Exercise description: Which lines hold the word "شعبة"? Copy each one.

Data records
= = = = = = =

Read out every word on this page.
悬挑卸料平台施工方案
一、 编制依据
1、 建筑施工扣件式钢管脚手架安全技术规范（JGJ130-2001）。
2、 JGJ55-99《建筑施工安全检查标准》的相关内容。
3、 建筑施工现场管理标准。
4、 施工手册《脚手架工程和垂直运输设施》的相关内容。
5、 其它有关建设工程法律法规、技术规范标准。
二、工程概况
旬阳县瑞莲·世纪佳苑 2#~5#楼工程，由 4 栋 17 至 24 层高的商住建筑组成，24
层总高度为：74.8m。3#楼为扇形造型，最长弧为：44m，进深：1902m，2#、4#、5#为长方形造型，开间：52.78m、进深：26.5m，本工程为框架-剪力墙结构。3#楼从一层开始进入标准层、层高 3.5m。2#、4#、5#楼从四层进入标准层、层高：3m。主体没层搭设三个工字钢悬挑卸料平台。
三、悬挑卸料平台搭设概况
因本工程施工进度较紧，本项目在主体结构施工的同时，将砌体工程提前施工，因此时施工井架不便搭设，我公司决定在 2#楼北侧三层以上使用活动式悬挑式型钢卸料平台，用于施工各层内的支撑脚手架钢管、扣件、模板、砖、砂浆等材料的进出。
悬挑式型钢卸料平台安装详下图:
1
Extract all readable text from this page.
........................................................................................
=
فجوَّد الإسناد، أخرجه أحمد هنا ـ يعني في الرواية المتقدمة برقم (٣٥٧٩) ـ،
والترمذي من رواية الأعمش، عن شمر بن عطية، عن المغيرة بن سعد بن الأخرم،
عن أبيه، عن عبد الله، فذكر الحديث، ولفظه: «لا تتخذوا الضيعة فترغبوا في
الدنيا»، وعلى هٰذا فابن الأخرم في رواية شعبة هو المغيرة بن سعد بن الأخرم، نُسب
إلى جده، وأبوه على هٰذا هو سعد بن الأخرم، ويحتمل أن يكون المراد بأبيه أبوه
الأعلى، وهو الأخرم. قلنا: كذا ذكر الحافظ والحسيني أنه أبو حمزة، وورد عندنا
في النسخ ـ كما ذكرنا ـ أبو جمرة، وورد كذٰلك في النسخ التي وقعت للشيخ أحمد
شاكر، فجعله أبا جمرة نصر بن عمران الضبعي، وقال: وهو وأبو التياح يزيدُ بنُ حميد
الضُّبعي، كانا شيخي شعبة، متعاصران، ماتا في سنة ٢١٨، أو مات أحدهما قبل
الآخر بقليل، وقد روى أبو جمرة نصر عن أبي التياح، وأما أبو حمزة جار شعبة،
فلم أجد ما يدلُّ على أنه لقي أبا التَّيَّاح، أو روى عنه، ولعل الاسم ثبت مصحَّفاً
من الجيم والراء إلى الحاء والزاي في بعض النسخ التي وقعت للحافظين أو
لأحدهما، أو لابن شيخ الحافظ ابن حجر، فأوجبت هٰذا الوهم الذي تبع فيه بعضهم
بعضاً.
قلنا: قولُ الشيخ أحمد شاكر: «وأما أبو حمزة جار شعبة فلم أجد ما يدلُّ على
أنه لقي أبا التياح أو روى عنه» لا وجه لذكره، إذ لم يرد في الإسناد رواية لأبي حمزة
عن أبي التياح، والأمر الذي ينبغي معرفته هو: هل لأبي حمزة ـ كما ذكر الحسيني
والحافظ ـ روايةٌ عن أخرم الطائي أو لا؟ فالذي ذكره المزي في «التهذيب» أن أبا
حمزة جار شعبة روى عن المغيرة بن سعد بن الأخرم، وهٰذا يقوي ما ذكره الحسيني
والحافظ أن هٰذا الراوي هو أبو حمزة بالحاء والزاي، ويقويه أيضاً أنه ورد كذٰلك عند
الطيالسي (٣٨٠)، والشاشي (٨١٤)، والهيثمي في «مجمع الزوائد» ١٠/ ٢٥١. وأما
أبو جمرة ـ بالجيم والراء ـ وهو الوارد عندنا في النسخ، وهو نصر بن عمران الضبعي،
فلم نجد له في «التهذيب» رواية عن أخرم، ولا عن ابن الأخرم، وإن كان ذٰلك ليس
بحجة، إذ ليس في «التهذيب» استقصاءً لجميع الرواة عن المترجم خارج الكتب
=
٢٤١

= = = = = = =

Right answer:
الدنيا»، وعلى هٰذا فابن الأخرم في رواية شعبة هو المغيرة بن سعد بن الأخرم، نُسب
الضُّبعي، كانا شيخي شعبة، متعاصران، ماتا في سنة ٢١٨، أو مات أحدهما قبل
الآخر بقليل، وقد روى أبو جمرة نصر عن أبي التياح، وأما أبو حمزة جار شعبة،
قلنا: قولُ الشيخ أحمد شاكر: «وأما أبو حمزة جار شعبة فلم أجد ما يدلُّ على
حمزة جار شعبة روى عن المغيرة بن سعد بن الأخرم، وهٰذا يقوي ما ذكره الحسيني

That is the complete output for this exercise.